# [LISTED ENTRIES]
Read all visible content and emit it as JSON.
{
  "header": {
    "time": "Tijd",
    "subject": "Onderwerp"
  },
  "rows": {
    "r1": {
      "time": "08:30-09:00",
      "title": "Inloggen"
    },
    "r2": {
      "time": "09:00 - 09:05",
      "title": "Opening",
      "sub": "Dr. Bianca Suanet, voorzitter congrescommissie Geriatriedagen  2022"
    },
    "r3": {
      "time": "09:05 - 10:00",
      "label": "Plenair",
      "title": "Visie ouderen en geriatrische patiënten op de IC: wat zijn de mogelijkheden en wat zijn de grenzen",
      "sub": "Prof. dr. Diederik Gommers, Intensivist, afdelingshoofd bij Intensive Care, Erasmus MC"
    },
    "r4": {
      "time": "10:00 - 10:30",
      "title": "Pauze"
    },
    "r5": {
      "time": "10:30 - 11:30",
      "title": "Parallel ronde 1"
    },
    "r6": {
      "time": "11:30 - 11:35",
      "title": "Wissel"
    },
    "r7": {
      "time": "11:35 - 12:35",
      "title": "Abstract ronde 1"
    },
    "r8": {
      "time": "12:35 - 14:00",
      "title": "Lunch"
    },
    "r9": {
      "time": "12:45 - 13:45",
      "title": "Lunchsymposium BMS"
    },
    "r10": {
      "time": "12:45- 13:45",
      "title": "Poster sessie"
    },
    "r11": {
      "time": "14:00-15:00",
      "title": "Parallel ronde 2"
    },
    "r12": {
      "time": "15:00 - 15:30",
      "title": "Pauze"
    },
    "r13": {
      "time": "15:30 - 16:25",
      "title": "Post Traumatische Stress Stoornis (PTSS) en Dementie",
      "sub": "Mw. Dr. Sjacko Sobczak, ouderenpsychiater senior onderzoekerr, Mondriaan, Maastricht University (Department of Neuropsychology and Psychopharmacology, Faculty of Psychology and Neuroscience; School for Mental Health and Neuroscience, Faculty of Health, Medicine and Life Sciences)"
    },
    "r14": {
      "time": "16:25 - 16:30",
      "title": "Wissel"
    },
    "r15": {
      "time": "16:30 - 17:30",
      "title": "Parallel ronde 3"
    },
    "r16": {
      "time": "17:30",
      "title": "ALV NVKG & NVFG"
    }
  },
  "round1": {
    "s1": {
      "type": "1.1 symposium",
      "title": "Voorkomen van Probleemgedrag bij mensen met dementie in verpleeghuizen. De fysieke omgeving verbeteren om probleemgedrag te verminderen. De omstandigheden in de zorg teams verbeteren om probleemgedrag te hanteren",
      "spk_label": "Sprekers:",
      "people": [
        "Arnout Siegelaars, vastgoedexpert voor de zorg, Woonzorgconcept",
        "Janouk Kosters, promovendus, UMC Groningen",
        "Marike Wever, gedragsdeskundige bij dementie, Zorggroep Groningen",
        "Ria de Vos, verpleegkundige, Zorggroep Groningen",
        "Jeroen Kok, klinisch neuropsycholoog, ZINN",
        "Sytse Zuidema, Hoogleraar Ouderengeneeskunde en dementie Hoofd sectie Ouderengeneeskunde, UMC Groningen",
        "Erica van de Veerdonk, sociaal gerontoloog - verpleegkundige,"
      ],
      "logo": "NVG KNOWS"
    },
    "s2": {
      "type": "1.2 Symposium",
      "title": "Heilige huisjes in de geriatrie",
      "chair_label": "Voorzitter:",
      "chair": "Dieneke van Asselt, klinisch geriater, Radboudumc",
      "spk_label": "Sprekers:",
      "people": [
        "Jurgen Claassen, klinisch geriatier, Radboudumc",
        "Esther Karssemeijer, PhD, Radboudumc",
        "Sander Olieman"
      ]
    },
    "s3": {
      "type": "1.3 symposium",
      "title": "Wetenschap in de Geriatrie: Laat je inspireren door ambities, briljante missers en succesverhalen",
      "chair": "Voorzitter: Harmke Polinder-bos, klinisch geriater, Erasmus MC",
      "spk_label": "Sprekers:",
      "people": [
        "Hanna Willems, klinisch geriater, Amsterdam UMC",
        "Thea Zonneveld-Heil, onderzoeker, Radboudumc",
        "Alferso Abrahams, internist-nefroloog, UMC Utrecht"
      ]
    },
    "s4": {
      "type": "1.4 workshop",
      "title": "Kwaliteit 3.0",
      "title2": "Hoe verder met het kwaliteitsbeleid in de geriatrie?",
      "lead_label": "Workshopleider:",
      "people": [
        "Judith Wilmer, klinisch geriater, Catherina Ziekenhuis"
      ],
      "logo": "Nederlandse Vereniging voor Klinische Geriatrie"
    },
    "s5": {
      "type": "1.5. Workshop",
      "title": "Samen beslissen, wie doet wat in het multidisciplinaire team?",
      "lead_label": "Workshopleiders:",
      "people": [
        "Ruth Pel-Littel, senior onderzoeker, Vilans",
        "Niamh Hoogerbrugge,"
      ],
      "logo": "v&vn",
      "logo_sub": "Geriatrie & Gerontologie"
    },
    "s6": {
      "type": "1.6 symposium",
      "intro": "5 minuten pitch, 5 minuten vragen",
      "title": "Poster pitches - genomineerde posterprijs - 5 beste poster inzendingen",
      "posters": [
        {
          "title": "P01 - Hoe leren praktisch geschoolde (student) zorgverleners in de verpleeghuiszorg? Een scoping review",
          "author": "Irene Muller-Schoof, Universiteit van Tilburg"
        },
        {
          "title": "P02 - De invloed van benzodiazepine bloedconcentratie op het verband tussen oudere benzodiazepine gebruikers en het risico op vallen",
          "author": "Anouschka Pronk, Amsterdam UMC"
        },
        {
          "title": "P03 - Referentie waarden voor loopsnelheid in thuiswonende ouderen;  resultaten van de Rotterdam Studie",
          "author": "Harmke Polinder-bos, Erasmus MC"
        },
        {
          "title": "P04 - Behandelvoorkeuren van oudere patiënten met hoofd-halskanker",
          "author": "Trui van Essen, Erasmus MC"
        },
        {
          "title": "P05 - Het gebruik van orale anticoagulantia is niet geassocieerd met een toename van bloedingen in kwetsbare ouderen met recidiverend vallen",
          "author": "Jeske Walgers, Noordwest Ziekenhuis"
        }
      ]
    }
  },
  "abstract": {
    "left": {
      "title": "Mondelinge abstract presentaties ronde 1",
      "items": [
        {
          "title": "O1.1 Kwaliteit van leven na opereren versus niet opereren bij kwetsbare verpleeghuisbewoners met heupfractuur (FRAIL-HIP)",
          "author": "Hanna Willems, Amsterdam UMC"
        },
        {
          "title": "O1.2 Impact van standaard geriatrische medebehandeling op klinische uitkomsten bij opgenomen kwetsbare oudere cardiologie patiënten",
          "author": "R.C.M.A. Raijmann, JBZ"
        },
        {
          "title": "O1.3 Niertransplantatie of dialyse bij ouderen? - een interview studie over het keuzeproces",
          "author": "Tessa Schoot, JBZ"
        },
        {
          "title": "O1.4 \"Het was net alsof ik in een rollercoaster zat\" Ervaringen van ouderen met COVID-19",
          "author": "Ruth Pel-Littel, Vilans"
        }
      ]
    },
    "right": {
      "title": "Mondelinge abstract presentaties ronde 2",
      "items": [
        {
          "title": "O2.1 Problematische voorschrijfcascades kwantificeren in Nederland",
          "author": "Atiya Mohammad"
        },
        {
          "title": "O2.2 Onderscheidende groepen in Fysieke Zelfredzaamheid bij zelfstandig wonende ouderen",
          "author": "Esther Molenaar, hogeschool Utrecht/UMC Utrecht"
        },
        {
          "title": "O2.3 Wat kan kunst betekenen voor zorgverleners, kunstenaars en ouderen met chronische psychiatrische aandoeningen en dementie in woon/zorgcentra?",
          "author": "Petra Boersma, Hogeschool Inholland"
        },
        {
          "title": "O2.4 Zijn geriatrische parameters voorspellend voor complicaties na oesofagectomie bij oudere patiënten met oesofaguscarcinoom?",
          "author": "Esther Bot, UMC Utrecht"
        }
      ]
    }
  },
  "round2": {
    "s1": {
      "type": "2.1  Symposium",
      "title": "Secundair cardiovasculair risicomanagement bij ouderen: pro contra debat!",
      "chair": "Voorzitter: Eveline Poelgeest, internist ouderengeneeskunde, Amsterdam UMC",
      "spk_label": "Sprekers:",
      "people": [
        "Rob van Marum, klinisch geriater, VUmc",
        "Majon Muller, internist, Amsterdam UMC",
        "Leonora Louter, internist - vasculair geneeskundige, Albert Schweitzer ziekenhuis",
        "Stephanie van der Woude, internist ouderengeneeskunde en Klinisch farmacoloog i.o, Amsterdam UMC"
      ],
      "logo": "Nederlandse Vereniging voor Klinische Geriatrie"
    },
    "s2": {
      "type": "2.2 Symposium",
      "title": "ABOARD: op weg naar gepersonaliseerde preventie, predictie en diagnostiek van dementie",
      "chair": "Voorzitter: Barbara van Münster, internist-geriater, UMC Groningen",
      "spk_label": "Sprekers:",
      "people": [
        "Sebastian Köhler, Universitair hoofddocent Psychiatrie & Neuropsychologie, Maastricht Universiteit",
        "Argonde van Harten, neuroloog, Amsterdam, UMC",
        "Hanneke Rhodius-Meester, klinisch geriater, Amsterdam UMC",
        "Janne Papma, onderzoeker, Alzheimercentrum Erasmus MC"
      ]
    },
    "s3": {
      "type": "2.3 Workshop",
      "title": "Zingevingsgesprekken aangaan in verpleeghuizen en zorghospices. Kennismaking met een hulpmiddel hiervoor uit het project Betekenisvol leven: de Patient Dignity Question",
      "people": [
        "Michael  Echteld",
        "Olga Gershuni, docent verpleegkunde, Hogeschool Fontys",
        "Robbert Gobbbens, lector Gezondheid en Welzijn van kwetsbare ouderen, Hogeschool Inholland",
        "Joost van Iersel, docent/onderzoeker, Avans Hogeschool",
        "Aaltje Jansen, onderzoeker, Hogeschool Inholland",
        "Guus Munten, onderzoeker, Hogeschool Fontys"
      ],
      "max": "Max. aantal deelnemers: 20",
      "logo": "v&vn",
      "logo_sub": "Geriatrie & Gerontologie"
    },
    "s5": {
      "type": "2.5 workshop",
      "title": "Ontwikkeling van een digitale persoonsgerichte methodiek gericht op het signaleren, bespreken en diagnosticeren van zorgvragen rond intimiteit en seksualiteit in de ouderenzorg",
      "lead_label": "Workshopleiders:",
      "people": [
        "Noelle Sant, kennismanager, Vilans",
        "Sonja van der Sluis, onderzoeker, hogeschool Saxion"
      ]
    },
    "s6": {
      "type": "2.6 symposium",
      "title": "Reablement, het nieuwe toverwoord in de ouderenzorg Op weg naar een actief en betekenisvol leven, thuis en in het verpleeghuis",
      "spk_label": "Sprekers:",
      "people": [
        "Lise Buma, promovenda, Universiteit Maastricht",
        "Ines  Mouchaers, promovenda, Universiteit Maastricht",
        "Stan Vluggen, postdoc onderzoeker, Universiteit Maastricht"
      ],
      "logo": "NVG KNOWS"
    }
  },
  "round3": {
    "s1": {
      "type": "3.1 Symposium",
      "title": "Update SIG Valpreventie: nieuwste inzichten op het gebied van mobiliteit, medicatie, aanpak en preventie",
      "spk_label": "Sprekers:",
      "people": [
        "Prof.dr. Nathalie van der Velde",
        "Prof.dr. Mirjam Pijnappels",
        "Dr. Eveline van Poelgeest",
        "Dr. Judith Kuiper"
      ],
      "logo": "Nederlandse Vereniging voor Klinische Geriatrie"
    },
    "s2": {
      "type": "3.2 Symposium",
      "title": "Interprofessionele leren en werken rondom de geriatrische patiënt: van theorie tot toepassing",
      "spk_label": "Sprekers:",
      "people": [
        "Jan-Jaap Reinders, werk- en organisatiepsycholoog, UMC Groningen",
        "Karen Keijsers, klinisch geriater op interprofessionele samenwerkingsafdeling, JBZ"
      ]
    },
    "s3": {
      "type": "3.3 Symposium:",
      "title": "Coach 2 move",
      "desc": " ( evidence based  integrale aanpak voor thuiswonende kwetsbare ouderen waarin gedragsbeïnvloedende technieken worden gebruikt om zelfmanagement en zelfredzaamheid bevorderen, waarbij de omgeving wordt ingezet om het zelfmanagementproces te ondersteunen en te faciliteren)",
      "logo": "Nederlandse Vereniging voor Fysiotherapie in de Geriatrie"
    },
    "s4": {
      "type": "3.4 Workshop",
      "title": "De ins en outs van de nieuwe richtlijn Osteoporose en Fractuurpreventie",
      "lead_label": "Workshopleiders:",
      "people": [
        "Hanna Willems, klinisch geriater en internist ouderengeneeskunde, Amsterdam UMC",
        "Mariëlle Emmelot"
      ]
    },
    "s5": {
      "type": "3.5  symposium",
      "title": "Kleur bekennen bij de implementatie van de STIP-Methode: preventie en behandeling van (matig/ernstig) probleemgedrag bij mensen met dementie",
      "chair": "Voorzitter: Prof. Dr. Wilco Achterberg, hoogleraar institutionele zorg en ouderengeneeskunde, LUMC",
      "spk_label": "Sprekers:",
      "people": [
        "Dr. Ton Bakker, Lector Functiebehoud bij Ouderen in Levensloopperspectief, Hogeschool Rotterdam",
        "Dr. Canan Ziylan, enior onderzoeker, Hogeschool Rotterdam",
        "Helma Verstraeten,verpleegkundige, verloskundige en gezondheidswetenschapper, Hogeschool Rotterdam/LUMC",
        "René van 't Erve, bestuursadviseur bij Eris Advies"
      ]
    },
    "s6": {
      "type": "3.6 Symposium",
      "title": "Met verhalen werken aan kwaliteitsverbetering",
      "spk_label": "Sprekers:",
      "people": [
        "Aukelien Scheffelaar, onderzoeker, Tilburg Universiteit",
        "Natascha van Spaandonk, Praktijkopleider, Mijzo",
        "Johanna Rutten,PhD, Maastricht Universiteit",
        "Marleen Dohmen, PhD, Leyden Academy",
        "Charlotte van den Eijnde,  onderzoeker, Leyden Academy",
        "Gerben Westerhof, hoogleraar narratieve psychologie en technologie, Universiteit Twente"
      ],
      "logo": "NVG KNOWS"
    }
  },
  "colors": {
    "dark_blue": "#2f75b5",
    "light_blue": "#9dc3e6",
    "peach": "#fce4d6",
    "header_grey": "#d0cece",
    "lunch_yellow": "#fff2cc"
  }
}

# [WHAT TO DO]
Go through the entries above and report every line in which the word "promovenda" appears.

# [TASK RESPONSE]
        "Lise Buma, promovenda, Universiteit Maastricht",
        "Ines  Mouchaers, promovenda, Universiteit Maastricht",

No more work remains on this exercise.